┌─ Data provided

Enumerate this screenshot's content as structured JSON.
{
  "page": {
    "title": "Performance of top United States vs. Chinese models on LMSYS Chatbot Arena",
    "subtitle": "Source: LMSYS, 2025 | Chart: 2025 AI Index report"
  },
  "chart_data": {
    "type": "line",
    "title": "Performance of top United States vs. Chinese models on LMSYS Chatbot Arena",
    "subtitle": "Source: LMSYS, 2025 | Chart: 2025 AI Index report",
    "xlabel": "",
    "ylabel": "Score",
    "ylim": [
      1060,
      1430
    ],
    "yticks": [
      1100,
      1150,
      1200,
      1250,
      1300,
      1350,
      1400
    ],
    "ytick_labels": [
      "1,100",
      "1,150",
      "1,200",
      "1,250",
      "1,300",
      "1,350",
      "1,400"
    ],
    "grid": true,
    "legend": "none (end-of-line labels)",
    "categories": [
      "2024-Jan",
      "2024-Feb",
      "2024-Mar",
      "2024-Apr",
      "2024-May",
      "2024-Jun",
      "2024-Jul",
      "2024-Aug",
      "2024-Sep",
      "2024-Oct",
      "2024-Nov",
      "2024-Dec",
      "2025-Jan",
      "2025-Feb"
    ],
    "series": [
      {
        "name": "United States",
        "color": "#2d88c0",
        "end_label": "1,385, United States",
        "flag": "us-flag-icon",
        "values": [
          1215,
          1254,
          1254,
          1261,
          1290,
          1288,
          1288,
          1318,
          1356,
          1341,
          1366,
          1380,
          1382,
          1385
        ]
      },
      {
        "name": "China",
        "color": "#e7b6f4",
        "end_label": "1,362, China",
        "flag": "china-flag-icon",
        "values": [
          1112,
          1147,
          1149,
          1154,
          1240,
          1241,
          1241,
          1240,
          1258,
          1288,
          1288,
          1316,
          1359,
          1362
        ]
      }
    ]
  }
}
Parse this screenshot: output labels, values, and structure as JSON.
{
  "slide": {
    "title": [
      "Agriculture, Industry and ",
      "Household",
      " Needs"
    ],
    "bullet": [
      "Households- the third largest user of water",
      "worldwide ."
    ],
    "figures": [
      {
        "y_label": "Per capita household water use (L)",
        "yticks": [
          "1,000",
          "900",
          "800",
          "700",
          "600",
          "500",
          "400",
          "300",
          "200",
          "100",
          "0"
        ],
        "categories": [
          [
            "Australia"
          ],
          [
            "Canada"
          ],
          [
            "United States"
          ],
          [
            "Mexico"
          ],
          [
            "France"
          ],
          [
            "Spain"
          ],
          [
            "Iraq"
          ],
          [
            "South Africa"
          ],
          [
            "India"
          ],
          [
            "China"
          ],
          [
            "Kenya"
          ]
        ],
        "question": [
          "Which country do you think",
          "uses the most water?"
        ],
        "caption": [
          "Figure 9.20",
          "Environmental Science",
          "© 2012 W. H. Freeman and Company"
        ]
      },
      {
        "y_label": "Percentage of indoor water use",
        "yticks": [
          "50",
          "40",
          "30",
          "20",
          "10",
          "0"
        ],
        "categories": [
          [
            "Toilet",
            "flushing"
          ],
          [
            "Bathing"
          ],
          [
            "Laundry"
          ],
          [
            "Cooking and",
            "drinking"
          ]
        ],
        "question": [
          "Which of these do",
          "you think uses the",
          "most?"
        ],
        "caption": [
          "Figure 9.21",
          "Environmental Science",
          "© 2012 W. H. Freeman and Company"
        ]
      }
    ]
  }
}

└─

All the data must be duplicated exactly, with nothing added or removed.

Enumerate this screenshot's content as structured JSON.
{
  "page": {
    "title": "Performance of top United States vs. Chinese models on LMSYS Chatbot Arena",
    "subtitle": "Source: LMSYS, 2025 | Chart: 2025 AI Index report"
  },
  "chart_data": {
    "type": "line",
    "title": "Performance of top United States vs. Chinese models on LMSYS Chatbot Arena",
    "subtitle": "Source: LMSYS, 2025 | Chart: 2025 AI Index report",
    "xlabel": "",
    "ylabel": "Score",
    "ylim": [
      1060,
      1430
    ],
    "yticks": [
      1100,
      1150,
      1200,
      1250,
      1300,
      1350,
      1400
    ],
    "ytick_labels": [
      "1,100",
      "1,150",
      "1,200",
      "1,250",
      "1,300",
      "1,350",
      "1,400"
    ],
    "grid": true,
    "legend": "none (end-of-line labels)",
    "categories": [
      "2024-Jan",
      "2024-Feb",
      "2024-Mar",
      "2024-Apr",
      "2024-May",
      "2024-Jun",
      "2024-Jul",
      "2024-Aug",
      "2024-Sep",
      "2024-Oct",
      "2024-Nov",
      "2024-Dec",
      "2025-Jan",
      "2025-Feb"
    ],
    "series": [
      {
        "name": "United States",
        "color": "#2d88c0",
        "end_label": "1,385, United States",
        "flag": "us-flag-icon",
        "values": [
          1215,
          1254,
          1254,
          1261,
          1290,
          1288,
          1288,
          1318,
          1356,
          1341,
          1366,
          1380,
          1382,
          1385
        ]
      },
      {
        "name": "China",
        "color": "#e7b6f4",
        "end_label": "1,362, China",
        "flag": "china-flag-icon",
        "values": [
          1112,
          1147,
          1149,
          1154,
          1240,
          1241,
          1241,
          1240,
          1258,
          1288,
          1288,
          1316,
          1359,
          1362
        ]
      }
    ]
  }
}
Parse this screenshot: output labels, values, and structure as JSON.
{
  "slide": {
    "title": [
      "Agriculture, Industry and ",
      "Household",
      " Needs"
    ],
    "bullet": [
      "Households- the third largest user of water",
      "worldwide ."
    ],
    "figures": [
      {
        "y_label": "Per capita household water use (L)",
        "yticks": [
          "1,000",
          "900",
          "800",
          "700",
          "600",
          "500",
          "400",
          "300",
          "200",
          "100",
          "0"
        ],
        "categories": [
          [
            "Australia"
          ],
          [
            "Canada"
          ],
          [
            "United States"
          ],
          [
            "Mexico"
          ],
          [
            "France"
          ],
          [
            "Spain"
          ],
          [
            "Iraq"
          ],
          [
            "South Africa"
          ],
          [
            "India"
          ],
          [
            "China"
          ],
          [
            "Kenya"
          ]
        ],
        "question": [
          "Which country do you think",
          "uses the most water?"
        ],
        "caption": [
          "Figure 9.20",
          "Environmental Science",
          "© 2012 W. H. Freeman and Company"
        ]
      },
      {
        "y_label": "Percentage of indoor water use",
        "yticks": [
          "50",
          "40",
          "30",
          "20",
          "10",
          "0"
        ],
        "categories": [
          [
            "Toilet",
            "flushing"
          ],
          [
            "Bathing"
          ],
          [
            "Laundry"
          ],
          [
            "Cooking and",
            "drinking"
          ]
        ],
        "question": [
          "Which of these do",
          "you think uses the",
          "most?"
        ],
        "caption": [
          "Figure 9.21",
          "Environmental Science",
          "© 2012 W. H. Freeman and Company"
        ]
      }
    ]
  }
}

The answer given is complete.